Instructions for the task =
Here are some records; quote them exactly, leaving out the pictures.

The records =
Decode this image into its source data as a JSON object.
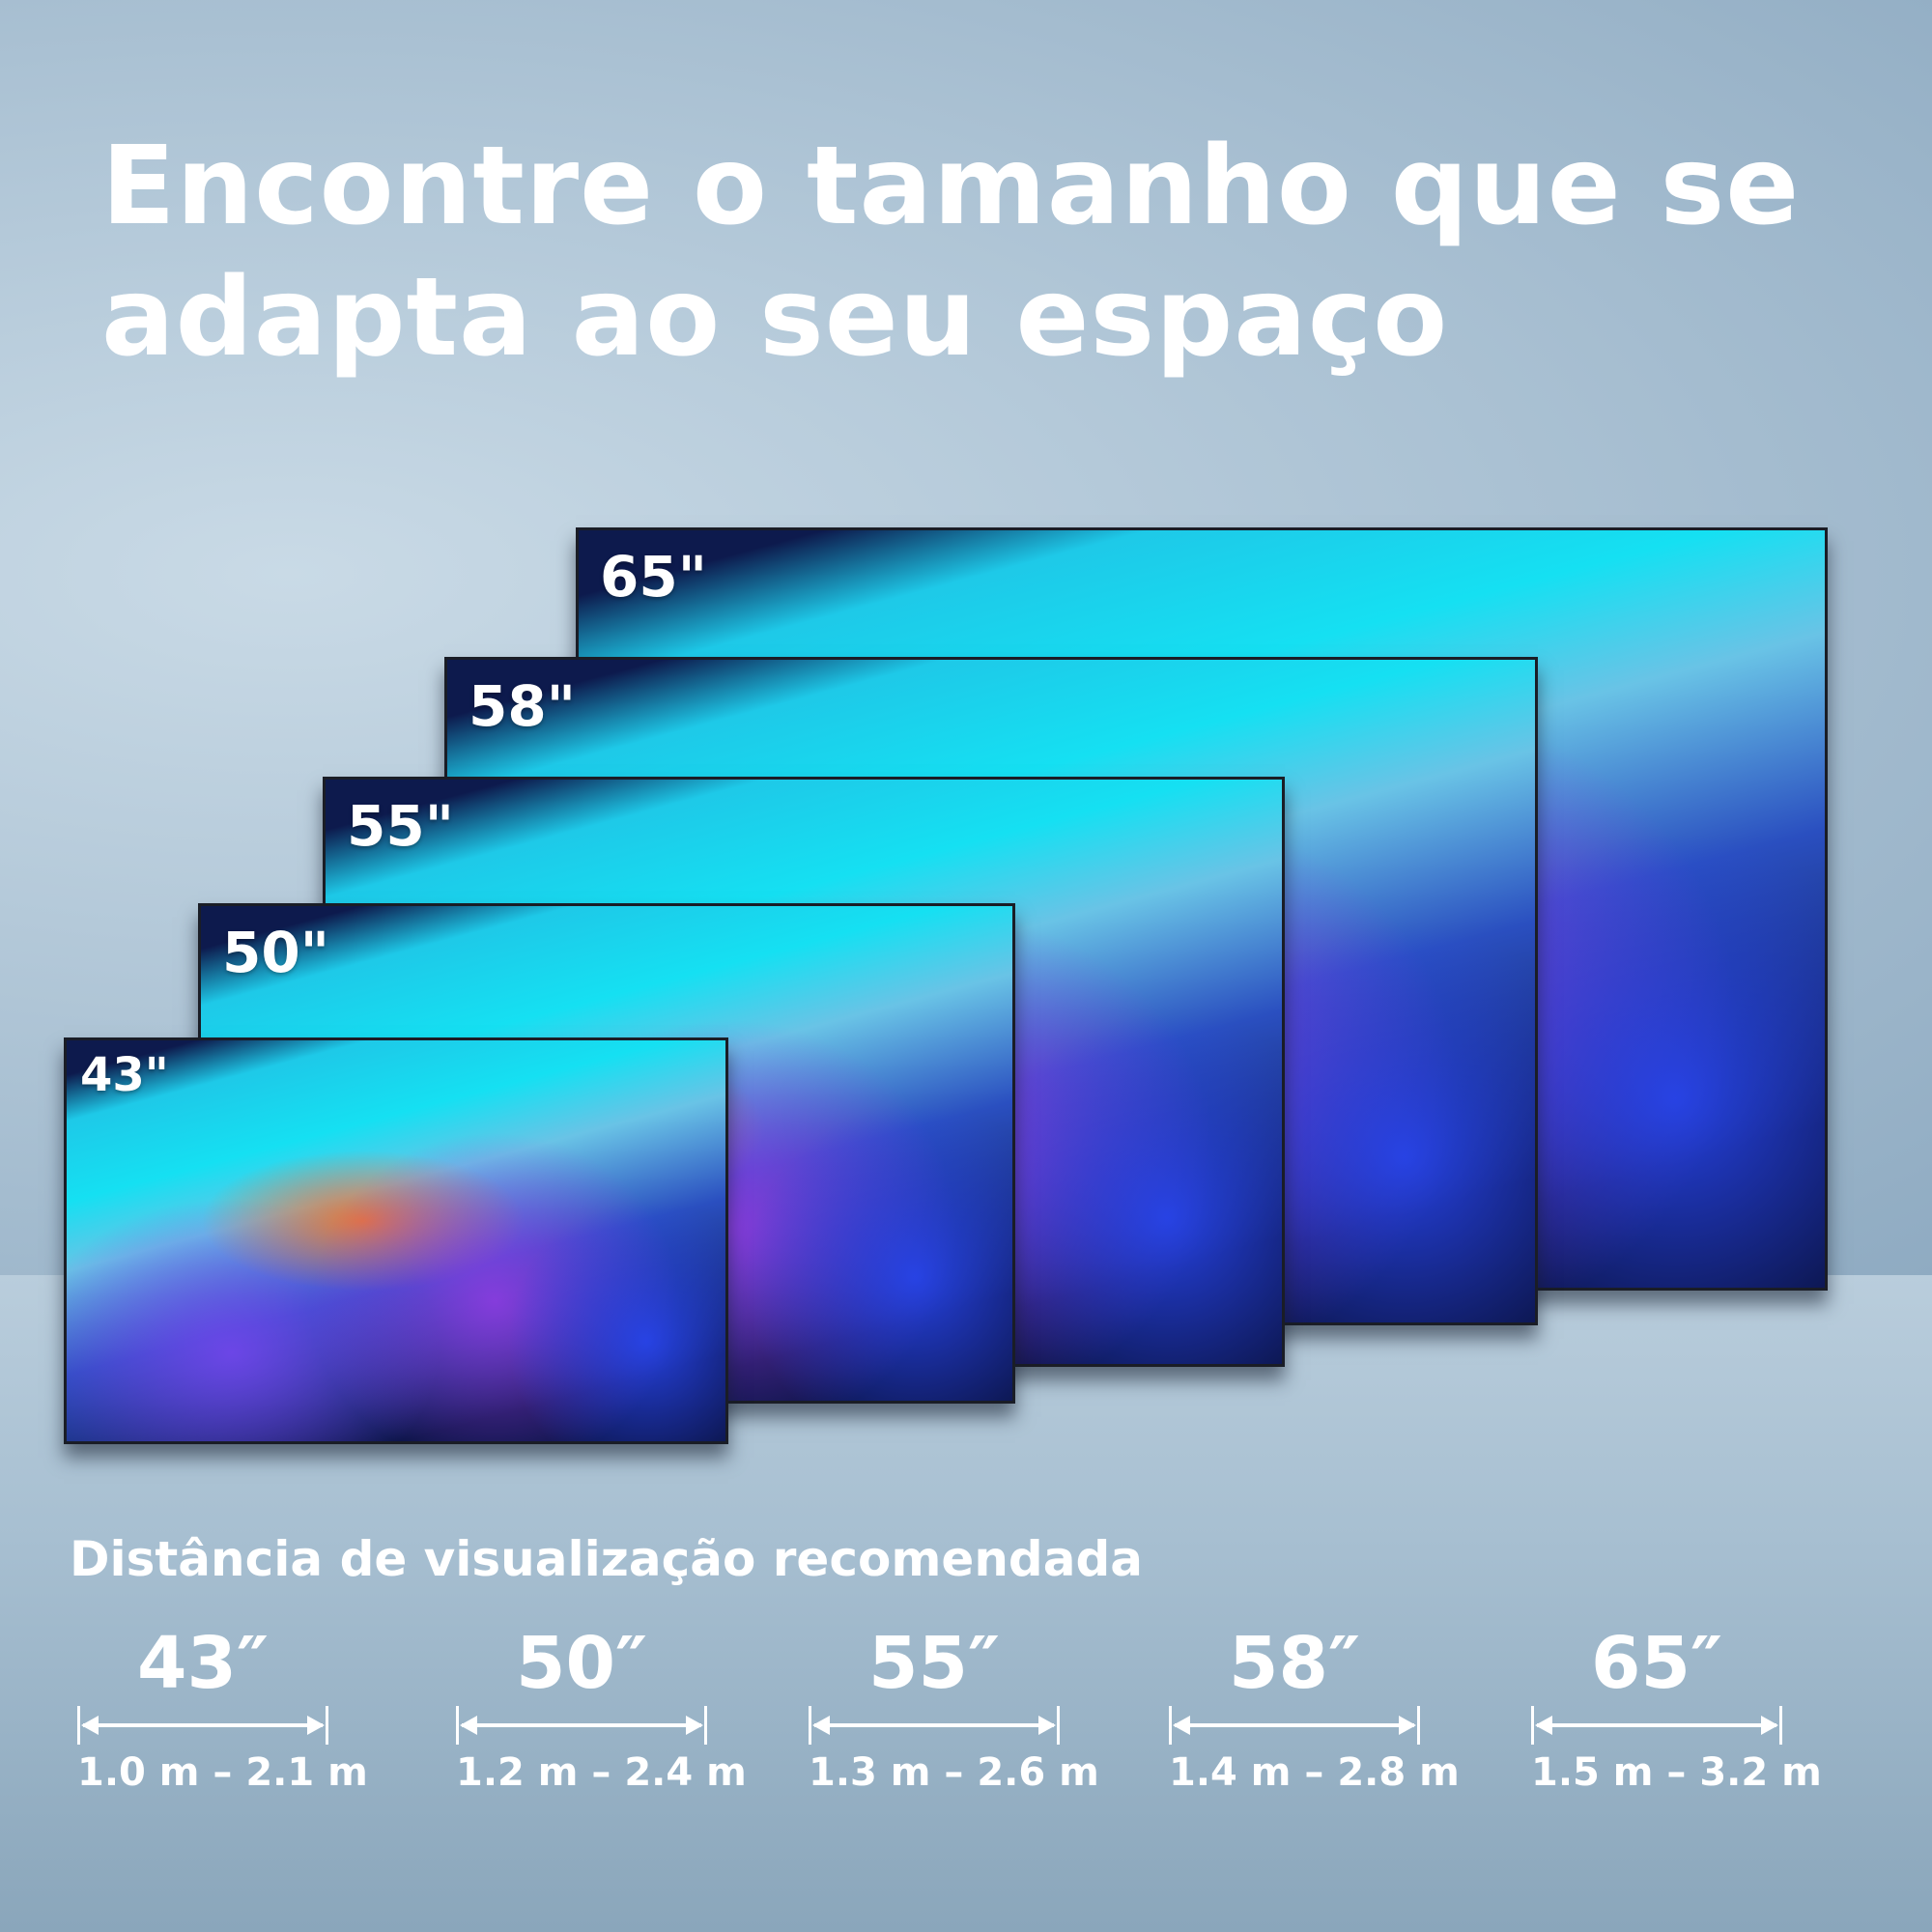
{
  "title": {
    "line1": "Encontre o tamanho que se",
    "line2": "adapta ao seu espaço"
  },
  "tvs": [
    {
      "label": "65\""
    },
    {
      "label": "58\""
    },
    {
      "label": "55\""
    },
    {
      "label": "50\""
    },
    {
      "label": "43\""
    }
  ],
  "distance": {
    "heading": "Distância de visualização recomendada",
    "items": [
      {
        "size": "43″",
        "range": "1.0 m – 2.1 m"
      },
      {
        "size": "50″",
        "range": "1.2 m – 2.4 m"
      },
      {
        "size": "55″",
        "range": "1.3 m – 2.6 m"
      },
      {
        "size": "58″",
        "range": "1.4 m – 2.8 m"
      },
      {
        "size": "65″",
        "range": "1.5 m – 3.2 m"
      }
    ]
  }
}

Result for this task =
Decode this image into its source data as a JSON object.
{
  "title": {
    "line1": "Encontre o tamanho que se",
    "line2": "adapta ao seu espaço"
  },
  "tvs": [
    {
      "label": "65\""
    },
    {
      "label": "58\""
    },
    {
      "label": "55\""
    },
    {
      "label": "50\""
    },
    {
      "label": "43\""
    }
  ],
  "distance": {
    "heading": "Distância de visualização recomendada",
    "items": [
      {
        "size": "43″",
        "range": "1.0 m – 2.1 m"
      },
      {
        "size": "50″",
        "range": "1.2 m – 2.4 m"
      },
      {
        "size": "55″",
        "range": "1.3 m – 2.6 m"
      },
      {
        "size": "58″",
        "range": "1.4 m – 2.8 m"
      },
      {
        "size": "65″",
        "range": "1.5 m – 3.2 m"
      }
    ]
  }
}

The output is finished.